**Written problem:** Exactly reproduce each line of the listing that follows.

start

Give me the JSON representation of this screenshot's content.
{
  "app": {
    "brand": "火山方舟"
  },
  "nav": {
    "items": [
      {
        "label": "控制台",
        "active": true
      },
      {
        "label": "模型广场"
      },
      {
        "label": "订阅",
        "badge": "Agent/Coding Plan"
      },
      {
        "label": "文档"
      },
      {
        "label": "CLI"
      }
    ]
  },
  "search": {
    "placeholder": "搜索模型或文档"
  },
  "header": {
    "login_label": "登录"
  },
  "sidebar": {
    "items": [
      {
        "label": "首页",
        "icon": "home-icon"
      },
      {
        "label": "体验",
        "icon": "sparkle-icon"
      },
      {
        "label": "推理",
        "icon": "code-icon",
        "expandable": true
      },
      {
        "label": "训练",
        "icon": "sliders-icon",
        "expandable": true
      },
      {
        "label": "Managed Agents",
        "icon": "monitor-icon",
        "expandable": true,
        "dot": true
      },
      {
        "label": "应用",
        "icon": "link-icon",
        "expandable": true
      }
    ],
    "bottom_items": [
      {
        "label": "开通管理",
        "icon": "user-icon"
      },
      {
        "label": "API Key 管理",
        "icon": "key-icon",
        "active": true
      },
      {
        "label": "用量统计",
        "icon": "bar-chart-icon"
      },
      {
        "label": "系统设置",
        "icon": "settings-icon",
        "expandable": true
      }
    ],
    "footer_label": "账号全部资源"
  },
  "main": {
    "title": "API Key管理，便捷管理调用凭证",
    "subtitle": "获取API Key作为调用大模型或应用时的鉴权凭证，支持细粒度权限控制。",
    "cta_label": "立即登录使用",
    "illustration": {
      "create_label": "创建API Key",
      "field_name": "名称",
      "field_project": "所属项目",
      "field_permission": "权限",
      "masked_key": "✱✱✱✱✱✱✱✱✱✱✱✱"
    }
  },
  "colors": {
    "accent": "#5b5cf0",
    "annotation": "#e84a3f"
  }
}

end

**Final result:**
Give me the JSON representation of this screenshot's content.
{
  "app": {
    "brand": "火山方舟"
  },
  "nav": {
    "items": [
      {
        "label": "控制台",
        "active": true
      },
      {
        "label": "模型广场"
      },
      {
        "label": "订阅",
        "badge": "Agent/Coding Plan"
      },
      {
        "label": "文档"
      },
      {
        "label": "CLI"
      }
    ]
  },
  "search": {
    "placeholder": "搜索模型或文档"
  },
  "header": {
    "login_label": "登录"
  },
  "sidebar": {
    "items": [
      {
        "label": "首页",
        "icon": "home-icon"
      },
      {
        "label": "体验",
        "icon": "sparkle-icon"
      },
      {
        "label": "推理",
        "icon": "code-icon",
        "expandable": true
      },
      {
        "label": "训练",
        "icon": "sliders-icon",
        "expandable": true
      },
      {
        "label": "Managed Agents",
        "icon": "monitor-icon",
        "expandable": true,
        "dot": true
      },
      {
        "label": "应用",
        "icon": "link-icon",
        "expandable": true
      }
    ],
    "bottom_items": [
      {
        "label": "开通管理",
        "icon": "user-icon"
      },
      {
        "label": "API Key 管理",
        "icon": "key-icon",
        "active": true
      },
      {
        "label": "用量统计",
        "icon": "bar-chart-icon"
      },
      {
        "label": "系统设置",
        "icon": "settings-icon",
        "expandable": true
      }
    ],
    "footer_label": "账号全部资源"
  },
  "main": {
    "title": "API Key管理，便捷管理调用凭证",
    "subtitle": "获取API Key作为调用大模型或应用时的鉴权凭证，支持细粒度权限控制。",
    "cta_label": "立即登录使用",
    "illustration": {
      "create_label": "创建API Key",
      "field_name": "名称",
      "field_project": "所属项目",
      "field_permission": "权限",
      "masked_key": "✱✱✱✱✱✱✱✱✱✱✱✱"
    }
  },
  "colors": {
    "accent": "#5b5cf0",
    "annotation": "#e84a3f"
  }
}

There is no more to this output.